> [Your instructions]
What is needed is every line of the data that includes the word "image". Please copy each one.

(Recorded information Opens)

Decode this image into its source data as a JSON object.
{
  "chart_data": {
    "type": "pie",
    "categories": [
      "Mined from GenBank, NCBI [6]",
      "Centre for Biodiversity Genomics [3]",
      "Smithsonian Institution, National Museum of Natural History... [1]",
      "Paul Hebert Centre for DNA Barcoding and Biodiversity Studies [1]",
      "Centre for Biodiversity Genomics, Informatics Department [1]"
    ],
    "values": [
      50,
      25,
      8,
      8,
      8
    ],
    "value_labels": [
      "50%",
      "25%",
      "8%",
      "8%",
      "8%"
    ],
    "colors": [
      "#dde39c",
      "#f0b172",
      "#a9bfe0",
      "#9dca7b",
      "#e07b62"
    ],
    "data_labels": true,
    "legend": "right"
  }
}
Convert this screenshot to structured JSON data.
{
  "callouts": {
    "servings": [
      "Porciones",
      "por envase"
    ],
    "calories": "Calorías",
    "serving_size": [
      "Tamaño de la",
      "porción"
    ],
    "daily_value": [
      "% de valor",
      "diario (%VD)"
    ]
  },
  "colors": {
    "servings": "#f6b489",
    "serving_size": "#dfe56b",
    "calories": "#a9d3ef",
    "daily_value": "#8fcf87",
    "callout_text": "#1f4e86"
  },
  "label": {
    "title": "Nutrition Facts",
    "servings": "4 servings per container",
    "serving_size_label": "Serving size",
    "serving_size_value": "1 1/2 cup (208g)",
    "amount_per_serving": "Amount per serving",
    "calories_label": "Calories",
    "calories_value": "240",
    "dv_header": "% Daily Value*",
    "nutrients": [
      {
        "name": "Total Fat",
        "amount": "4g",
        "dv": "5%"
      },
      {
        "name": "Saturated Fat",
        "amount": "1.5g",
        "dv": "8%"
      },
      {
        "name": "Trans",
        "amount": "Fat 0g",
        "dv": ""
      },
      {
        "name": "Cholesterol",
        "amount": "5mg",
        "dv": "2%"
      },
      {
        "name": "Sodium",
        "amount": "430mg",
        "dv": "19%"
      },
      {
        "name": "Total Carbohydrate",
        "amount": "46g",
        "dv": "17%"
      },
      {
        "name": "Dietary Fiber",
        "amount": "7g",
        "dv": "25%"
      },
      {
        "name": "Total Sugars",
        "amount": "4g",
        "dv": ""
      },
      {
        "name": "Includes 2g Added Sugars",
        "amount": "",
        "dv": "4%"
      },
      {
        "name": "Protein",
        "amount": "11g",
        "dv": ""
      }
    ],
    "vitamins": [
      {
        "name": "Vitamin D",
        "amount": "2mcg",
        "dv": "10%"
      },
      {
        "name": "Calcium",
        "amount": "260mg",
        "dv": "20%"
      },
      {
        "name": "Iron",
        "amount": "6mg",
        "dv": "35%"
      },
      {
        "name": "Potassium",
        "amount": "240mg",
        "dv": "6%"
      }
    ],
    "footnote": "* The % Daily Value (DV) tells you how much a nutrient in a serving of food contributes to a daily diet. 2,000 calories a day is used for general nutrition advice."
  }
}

(Recorded information Closes)
(Recorded information Opens)

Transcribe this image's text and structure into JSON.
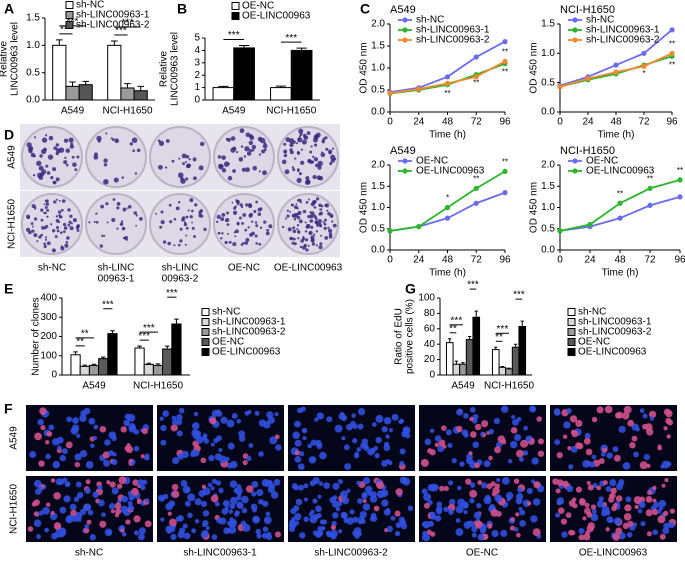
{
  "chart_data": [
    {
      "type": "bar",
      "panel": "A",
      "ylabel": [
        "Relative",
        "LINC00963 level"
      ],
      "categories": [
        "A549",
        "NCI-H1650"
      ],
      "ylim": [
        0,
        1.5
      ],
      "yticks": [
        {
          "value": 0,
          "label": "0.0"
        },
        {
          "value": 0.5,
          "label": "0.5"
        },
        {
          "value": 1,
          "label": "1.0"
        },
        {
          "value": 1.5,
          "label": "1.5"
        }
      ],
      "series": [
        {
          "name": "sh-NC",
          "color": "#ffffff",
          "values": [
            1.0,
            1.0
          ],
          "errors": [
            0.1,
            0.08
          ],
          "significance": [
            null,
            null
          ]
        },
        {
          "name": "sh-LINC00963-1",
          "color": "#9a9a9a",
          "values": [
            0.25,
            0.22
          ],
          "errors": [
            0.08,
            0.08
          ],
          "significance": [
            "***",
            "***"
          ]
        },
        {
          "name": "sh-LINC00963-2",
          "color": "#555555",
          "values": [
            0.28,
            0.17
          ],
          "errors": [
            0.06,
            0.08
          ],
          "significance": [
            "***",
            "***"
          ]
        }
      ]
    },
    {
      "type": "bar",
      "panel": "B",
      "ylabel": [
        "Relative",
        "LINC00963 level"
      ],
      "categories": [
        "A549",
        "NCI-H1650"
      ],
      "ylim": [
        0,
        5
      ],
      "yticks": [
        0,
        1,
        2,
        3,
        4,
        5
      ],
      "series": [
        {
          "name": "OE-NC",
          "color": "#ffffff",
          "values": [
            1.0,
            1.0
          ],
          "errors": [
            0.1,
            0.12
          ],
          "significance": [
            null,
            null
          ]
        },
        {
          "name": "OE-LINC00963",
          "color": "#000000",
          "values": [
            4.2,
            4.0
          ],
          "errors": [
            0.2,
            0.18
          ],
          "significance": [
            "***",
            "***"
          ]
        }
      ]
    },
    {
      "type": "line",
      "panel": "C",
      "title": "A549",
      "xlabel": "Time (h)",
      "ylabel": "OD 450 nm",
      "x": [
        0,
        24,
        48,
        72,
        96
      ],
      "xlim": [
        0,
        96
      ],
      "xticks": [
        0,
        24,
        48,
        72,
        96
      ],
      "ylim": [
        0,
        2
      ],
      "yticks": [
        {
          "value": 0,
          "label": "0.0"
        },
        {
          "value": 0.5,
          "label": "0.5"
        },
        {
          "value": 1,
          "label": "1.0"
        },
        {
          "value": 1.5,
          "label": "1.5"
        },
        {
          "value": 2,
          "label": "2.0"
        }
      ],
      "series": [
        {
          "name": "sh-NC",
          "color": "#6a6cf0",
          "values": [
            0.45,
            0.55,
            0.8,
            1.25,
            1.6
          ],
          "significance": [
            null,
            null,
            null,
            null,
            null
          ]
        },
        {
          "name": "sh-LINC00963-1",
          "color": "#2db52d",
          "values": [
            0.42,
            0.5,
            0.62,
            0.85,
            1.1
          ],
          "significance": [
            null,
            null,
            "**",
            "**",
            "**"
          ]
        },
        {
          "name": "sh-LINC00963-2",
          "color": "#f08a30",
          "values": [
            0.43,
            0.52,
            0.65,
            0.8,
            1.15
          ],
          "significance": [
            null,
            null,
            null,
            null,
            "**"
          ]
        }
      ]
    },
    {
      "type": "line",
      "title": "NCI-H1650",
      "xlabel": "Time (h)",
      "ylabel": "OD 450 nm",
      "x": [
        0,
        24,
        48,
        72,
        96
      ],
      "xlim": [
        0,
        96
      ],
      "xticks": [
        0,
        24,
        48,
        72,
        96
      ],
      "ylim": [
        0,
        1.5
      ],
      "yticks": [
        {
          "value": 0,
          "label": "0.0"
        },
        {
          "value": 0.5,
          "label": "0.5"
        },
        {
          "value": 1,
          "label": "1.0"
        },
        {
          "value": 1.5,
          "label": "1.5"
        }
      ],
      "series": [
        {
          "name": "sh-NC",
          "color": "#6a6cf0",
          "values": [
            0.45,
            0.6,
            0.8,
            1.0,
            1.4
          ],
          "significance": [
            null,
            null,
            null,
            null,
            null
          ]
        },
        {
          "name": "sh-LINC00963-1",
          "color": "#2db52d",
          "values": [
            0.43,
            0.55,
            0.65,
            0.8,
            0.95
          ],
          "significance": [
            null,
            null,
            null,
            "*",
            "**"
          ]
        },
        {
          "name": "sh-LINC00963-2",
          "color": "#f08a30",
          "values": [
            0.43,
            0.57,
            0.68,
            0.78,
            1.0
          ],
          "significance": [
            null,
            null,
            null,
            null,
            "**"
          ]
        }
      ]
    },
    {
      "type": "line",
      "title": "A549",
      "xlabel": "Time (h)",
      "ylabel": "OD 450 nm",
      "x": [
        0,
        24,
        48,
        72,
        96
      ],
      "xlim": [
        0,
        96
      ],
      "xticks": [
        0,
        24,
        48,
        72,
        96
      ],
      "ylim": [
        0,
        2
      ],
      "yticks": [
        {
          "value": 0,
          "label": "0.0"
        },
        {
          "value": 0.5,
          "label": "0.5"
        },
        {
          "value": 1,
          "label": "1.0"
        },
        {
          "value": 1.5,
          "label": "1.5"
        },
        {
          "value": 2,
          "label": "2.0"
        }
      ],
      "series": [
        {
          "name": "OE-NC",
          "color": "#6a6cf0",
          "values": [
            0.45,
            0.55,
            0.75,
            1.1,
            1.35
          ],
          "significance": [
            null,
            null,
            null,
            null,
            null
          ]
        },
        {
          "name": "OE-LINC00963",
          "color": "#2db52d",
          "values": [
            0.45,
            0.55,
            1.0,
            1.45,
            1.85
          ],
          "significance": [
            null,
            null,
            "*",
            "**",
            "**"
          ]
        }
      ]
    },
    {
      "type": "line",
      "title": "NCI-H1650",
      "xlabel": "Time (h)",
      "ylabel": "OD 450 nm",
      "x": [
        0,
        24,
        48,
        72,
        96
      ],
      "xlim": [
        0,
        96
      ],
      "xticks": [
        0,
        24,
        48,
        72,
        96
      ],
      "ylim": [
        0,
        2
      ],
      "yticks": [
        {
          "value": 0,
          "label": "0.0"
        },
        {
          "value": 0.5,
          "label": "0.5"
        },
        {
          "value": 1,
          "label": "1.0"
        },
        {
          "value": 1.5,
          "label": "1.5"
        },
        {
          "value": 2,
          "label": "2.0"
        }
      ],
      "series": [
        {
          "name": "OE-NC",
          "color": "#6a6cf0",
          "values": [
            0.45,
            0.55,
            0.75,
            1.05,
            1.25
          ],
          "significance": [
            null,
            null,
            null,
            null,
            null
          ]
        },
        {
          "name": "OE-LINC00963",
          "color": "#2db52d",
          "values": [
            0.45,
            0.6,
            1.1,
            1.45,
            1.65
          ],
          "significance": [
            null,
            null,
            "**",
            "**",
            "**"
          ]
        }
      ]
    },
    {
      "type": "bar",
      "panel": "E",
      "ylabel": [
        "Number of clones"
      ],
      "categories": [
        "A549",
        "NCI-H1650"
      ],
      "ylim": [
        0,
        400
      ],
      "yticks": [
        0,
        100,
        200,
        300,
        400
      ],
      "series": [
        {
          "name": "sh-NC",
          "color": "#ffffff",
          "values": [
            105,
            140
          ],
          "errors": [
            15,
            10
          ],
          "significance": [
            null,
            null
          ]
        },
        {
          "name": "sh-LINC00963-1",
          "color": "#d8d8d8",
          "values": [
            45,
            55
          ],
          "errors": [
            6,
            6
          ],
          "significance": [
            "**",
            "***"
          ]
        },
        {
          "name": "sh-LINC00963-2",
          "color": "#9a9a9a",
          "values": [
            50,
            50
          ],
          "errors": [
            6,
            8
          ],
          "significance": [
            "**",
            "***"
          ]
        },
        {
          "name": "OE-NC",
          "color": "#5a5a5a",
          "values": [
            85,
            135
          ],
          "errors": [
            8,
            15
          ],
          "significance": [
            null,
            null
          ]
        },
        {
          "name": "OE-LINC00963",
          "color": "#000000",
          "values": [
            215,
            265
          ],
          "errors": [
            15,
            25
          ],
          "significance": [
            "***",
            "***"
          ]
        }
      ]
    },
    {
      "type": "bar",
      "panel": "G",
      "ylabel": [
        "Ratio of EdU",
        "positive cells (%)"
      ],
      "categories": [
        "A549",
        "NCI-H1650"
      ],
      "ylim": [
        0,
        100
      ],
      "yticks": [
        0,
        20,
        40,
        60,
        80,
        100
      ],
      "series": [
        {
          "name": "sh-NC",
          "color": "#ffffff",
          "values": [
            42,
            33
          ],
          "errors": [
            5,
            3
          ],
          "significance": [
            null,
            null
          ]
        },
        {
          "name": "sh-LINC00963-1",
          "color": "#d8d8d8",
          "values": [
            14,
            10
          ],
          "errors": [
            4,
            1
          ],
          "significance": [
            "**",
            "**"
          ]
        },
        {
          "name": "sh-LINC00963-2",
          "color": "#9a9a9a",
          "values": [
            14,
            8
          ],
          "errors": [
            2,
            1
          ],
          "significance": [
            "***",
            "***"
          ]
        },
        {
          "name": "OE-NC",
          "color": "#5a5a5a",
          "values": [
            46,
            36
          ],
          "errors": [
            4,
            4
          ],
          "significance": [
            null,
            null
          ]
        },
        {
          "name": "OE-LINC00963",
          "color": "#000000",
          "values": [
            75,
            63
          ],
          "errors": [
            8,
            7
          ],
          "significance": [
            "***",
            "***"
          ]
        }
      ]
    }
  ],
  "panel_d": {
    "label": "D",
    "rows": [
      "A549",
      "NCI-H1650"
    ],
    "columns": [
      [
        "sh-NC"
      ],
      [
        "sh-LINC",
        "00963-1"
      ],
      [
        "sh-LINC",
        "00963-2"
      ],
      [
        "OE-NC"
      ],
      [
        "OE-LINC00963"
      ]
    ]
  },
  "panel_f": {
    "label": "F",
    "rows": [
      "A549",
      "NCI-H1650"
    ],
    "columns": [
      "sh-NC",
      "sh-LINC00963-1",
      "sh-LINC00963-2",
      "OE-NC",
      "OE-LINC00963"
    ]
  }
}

(Recorded information Closes)

> [Answer area]
Decode this image into its source data as a JSON object.
Transcribe this image's text and structure into JSON.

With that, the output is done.